What is asked
Could you give the listing below again with every "intensity-pixel" replaced by "heatmap-pixel", leaving the pictures out and changing nothing else?

>> Begin Records for this task

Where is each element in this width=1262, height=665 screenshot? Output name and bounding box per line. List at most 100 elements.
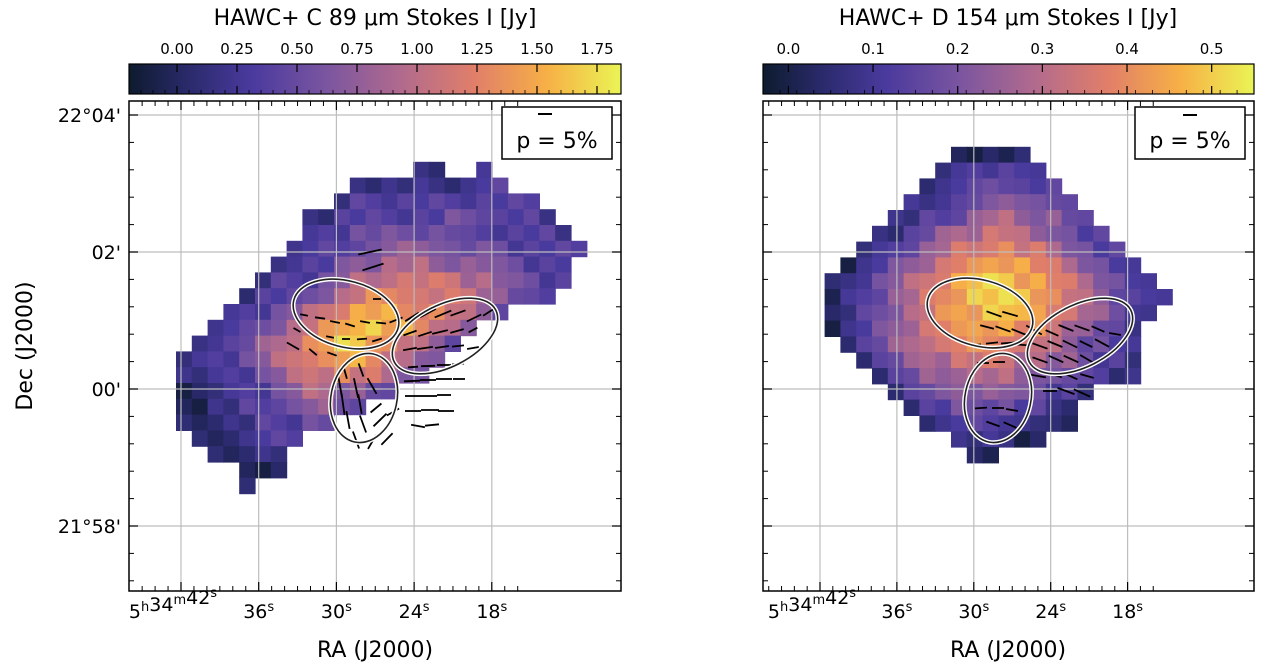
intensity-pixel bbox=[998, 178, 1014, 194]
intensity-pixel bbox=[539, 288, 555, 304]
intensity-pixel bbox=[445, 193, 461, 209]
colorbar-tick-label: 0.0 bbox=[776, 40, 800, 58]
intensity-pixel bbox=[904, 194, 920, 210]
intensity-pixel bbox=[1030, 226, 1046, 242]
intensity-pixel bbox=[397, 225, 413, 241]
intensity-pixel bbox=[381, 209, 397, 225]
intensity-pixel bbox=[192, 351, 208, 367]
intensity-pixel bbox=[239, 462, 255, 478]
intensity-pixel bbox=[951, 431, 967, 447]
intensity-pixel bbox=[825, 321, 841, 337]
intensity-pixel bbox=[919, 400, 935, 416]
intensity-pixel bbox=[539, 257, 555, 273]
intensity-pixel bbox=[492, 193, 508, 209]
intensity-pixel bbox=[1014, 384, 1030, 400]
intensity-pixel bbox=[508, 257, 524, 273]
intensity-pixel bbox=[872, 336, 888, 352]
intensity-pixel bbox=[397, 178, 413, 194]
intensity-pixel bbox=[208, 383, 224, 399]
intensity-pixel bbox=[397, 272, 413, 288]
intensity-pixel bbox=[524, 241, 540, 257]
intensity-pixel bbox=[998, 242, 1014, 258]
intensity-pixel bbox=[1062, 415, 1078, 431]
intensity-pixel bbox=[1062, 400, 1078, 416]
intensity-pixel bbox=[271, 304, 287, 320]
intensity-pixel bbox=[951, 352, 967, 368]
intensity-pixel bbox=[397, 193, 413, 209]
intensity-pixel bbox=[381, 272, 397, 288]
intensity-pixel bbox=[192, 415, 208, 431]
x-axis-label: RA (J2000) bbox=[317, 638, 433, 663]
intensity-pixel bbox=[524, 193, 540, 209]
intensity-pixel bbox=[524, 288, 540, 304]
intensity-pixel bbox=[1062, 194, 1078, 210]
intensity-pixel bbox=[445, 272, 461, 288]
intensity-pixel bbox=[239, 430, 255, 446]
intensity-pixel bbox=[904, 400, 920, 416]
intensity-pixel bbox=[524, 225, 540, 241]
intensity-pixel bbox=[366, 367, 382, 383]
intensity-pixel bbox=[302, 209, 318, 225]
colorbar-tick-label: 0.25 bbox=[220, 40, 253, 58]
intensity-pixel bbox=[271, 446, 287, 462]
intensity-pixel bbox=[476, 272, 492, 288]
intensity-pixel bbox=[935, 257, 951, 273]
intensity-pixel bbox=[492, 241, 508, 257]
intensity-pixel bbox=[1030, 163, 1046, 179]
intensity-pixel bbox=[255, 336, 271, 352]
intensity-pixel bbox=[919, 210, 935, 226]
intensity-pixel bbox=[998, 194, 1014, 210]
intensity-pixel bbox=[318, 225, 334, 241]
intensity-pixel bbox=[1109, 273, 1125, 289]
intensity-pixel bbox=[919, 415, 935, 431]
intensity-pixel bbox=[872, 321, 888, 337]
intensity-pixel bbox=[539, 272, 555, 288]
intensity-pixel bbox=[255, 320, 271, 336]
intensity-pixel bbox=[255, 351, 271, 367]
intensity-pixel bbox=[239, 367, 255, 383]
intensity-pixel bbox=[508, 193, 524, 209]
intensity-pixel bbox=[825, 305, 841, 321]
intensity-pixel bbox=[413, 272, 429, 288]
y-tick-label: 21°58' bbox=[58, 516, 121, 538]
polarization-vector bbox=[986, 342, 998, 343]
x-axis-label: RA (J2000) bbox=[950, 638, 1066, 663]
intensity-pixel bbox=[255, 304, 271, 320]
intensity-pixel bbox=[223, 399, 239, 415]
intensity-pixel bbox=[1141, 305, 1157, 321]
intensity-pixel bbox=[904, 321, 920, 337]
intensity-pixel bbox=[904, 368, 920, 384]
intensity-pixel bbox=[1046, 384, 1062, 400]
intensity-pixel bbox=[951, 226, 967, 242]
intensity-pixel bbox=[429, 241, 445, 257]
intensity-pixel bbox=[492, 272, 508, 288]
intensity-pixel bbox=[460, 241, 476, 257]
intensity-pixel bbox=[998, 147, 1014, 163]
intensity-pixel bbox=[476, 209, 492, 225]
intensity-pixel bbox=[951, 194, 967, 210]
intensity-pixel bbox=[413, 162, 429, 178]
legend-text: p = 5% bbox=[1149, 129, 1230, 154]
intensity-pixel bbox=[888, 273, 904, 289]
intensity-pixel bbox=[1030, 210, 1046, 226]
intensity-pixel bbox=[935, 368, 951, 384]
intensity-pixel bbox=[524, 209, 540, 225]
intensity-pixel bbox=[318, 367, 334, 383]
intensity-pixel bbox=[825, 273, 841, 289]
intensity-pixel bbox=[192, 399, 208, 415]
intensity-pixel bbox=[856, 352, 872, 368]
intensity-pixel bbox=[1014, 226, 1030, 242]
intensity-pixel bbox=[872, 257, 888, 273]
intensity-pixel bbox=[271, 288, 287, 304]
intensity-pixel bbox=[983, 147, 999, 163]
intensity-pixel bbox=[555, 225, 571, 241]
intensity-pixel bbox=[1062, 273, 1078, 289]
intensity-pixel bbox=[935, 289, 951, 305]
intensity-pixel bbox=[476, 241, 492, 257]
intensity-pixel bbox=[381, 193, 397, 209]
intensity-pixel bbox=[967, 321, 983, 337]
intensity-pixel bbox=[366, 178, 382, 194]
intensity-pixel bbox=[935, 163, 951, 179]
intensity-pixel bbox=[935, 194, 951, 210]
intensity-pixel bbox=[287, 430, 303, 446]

>> End Records for this task

Output of the exercise
Where is each element in this width=1262, height=665 screenshot? Output name and bounding box per line. List at most 100 elements.
heatmap-pixel bbox=[998, 178, 1014, 194]
heatmap-pixel bbox=[539, 288, 555, 304]
heatmap-pixel bbox=[445, 193, 461, 209]
colorbar-tick-label: 0.0 bbox=[776, 40, 800, 58]
heatmap-pixel bbox=[904, 194, 920, 210]
heatmap-pixel bbox=[1030, 226, 1046, 242]
heatmap-pixel bbox=[397, 225, 413, 241]
heatmap-pixel bbox=[381, 209, 397, 225]
heatmap-pixel bbox=[192, 351, 208, 367]
heatmap-pixel bbox=[239, 462, 255, 478]
heatmap-pixel bbox=[951, 431, 967, 447]
heatmap-pixel bbox=[825, 321, 841, 337]
heatmap-pixel bbox=[919, 400, 935, 416]
heatmap-pixel bbox=[539, 257, 555, 273]
heatmap-pixel bbox=[492, 193, 508, 209]
heatmap-pixel bbox=[1014, 384, 1030, 400]
heatmap-pixel bbox=[508, 257, 524, 273]
heatmap-pixel bbox=[872, 336, 888, 352]
heatmap-pixel bbox=[397, 178, 413, 194]
heatmap-pixel bbox=[208, 383, 224, 399]
heatmap-pixel bbox=[397, 272, 413, 288]
heatmap-pixel bbox=[524, 241, 540, 257]
heatmap-pixel bbox=[998, 242, 1014, 258]
heatmap-pixel bbox=[1062, 415, 1078, 431]
heatmap-pixel bbox=[1062, 400, 1078, 416]
heatmap-pixel bbox=[271, 304, 287, 320]
heatmap-pixel bbox=[951, 352, 967, 368]
heatmap-pixel bbox=[397, 193, 413, 209]
heatmap-pixel bbox=[381, 272, 397, 288]
heatmap-pixel bbox=[192, 415, 208, 431]
x-axis-label: RA (J2000) bbox=[317, 638, 433, 663]
heatmap-pixel bbox=[524, 193, 540, 209]
heatmap-pixel bbox=[524, 288, 540, 304]
heatmap-pixel bbox=[1062, 194, 1078, 210]
heatmap-pixel bbox=[445, 272, 461, 288]
heatmap-pixel bbox=[239, 430, 255, 446]
heatmap-pixel bbox=[904, 400, 920, 416]
heatmap-pixel bbox=[524, 225, 540, 241]
heatmap-pixel bbox=[366, 367, 382, 383]
heatmap-pixel bbox=[302, 209, 318, 225]
colorbar-tick-label: 0.25 bbox=[220, 40, 253, 58]
heatmap-pixel bbox=[271, 446, 287, 462]
heatmap-pixel bbox=[476, 272, 492, 288]
heatmap-pixel bbox=[935, 257, 951, 273]
heatmap-pixel bbox=[492, 241, 508, 257]
heatmap-pixel bbox=[1030, 163, 1046, 179]
heatmap-pixel bbox=[255, 336, 271, 352]
heatmap-pixel bbox=[919, 210, 935, 226]
heatmap-pixel bbox=[998, 194, 1014, 210]
heatmap-pixel bbox=[318, 225, 334, 241]
heatmap-pixel bbox=[1109, 273, 1125, 289]
heatmap-pixel bbox=[919, 415, 935, 431]
heatmap-pixel bbox=[872, 321, 888, 337]
heatmap-pixel bbox=[539, 272, 555, 288]
heatmap-pixel bbox=[255, 320, 271, 336]
heatmap-pixel bbox=[255, 351, 271, 367]
heatmap-pixel bbox=[239, 367, 255, 383]
heatmap-pixel bbox=[508, 193, 524, 209]
heatmap-pixel bbox=[825, 305, 841, 321]
heatmap-pixel bbox=[413, 272, 429, 288]
y-tick-label: 21°58' bbox=[58, 516, 121, 538]
polarization-vector bbox=[986, 342, 998, 343]
x-axis-label: RA (J2000) bbox=[950, 638, 1066, 663]
heatmap-pixel bbox=[255, 304, 271, 320]
heatmap-pixel bbox=[223, 399, 239, 415]
heatmap-pixel bbox=[1141, 305, 1157, 321]
heatmap-pixel bbox=[904, 321, 920, 337]
heatmap-pixel bbox=[904, 368, 920, 384]
heatmap-pixel bbox=[1046, 384, 1062, 400]
heatmap-pixel bbox=[951, 226, 967, 242]
heatmap-pixel bbox=[429, 241, 445, 257]
heatmap-pixel bbox=[492, 272, 508, 288]
heatmap-pixel bbox=[460, 241, 476, 257]
heatmap-pixel bbox=[998, 147, 1014, 163]
heatmap-pixel bbox=[476, 209, 492, 225]
heatmap-pixel bbox=[951, 194, 967, 210]
heatmap-pixel bbox=[413, 162, 429, 178]
legend-text: p = 5% bbox=[1149, 129, 1230, 154]
heatmap-pixel bbox=[888, 273, 904, 289]
heatmap-pixel bbox=[1030, 210, 1046, 226]
heatmap-pixel bbox=[935, 368, 951, 384]
heatmap-pixel bbox=[524, 209, 540, 225]
heatmap-pixel bbox=[318, 367, 334, 383]
heatmap-pixel bbox=[825, 273, 841, 289]
heatmap-pixel bbox=[192, 399, 208, 415]
heatmap-pixel bbox=[856, 352, 872, 368]
heatmap-pixel bbox=[1014, 226, 1030, 242]
heatmap-pixel bbox=[872, 257, 888, 273]
heatmap-pixel bbox=[271, 288, 287, 304]
heatmap-pixel bbox=[983, 147, 999, 163]
heatmap-pixel bbox=[555, 225, 571, 241]
heatmap-pixel bbox=[1062, 273, 1078, 289]
heatmap-pixel bbox=[935, 289, 951, 305]
heatmap-pixel bbox=[476, 241, 492, 257]
heatmap-pixel bbox=[381, 193, 397, 209]
heatmap-pixel bbox=[967, 321, 983, 337]
heatmap-pixel bbox=[366, 178, 382, 194]
heatmap-pixel bbox=[935, 163, 951, 179]
heatmap-pixel bbox=[935, 194, 951, 210]
heatmap-pixel bbox=[287, 430, 303, 446]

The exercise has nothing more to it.